TASK STATEMENT:
In the listing below, count each line containing "this" and answer with the count only.

Entries from a dataset

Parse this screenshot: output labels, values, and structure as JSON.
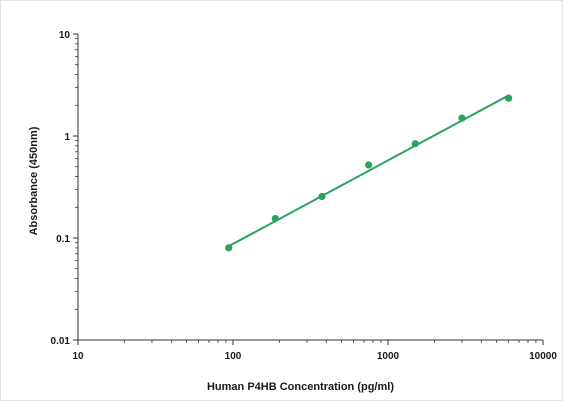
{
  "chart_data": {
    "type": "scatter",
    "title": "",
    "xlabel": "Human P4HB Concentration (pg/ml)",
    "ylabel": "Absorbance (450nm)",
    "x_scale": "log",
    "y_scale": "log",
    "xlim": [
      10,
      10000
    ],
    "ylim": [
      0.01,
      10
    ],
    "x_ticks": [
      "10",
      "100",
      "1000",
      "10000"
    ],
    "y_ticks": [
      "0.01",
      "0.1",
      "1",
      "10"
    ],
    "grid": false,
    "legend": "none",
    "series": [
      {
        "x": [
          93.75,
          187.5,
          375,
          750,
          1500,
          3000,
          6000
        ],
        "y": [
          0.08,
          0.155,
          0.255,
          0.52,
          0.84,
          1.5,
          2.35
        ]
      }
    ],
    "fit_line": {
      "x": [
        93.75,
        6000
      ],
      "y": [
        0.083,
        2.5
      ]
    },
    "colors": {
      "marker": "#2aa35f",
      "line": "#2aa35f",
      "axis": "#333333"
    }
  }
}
* * *
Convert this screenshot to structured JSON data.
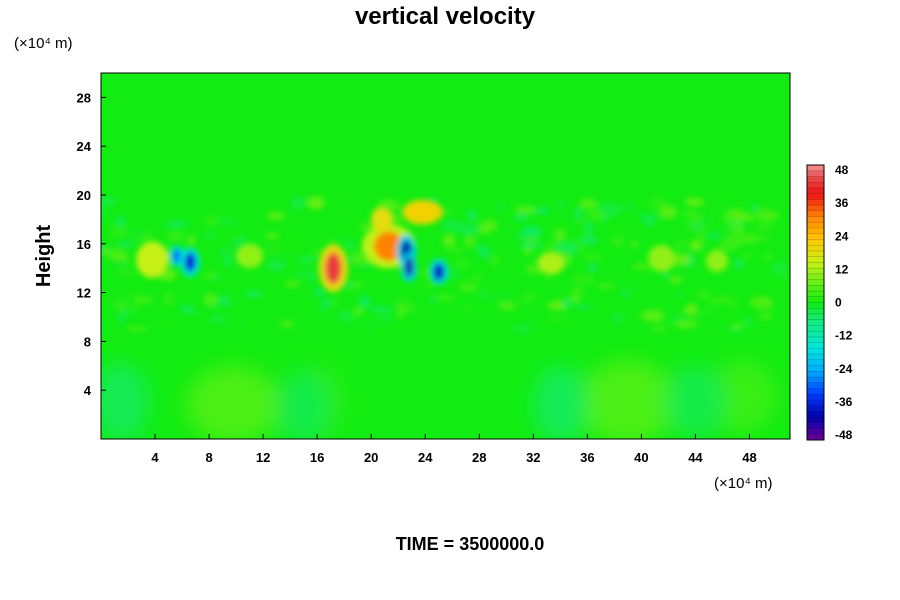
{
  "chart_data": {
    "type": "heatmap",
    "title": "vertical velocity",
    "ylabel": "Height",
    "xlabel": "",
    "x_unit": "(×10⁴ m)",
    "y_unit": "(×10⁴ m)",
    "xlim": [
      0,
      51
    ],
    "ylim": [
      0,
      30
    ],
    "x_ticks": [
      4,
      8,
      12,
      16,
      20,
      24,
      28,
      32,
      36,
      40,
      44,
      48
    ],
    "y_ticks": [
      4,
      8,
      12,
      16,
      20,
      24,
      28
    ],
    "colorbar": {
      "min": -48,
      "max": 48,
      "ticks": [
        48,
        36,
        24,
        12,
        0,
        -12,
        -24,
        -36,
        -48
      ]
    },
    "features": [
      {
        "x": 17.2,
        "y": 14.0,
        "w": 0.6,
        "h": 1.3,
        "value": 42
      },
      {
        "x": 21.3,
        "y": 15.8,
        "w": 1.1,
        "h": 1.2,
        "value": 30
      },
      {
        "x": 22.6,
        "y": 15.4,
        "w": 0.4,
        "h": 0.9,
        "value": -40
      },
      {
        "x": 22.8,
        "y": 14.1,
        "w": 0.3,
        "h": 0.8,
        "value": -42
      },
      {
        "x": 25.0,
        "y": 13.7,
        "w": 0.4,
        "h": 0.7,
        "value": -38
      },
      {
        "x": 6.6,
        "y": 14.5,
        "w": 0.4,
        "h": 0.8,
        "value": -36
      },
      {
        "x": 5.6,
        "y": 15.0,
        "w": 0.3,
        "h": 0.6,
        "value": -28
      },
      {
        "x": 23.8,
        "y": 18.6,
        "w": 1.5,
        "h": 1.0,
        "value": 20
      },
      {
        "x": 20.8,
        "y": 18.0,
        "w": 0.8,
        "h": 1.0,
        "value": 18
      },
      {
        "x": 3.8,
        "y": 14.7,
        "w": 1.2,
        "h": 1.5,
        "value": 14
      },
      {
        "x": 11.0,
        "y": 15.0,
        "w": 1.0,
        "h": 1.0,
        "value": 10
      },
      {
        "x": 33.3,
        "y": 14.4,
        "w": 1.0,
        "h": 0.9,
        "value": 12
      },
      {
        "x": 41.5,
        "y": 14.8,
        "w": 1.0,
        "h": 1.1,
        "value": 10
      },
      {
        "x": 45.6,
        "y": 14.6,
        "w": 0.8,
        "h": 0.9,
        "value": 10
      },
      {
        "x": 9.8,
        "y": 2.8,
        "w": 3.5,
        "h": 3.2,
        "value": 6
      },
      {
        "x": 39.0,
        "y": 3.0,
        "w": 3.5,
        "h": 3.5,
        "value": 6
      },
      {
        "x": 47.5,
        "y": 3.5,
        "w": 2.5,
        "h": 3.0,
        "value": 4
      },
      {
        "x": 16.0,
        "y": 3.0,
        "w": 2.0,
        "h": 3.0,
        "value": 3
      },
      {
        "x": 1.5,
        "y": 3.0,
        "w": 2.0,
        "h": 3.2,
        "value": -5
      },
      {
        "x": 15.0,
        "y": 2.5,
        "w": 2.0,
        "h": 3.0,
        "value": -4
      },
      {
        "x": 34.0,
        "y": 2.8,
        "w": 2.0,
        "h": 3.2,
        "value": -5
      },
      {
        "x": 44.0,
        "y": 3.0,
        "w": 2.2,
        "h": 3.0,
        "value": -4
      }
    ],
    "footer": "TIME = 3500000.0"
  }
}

EXERCISE RESULT:
2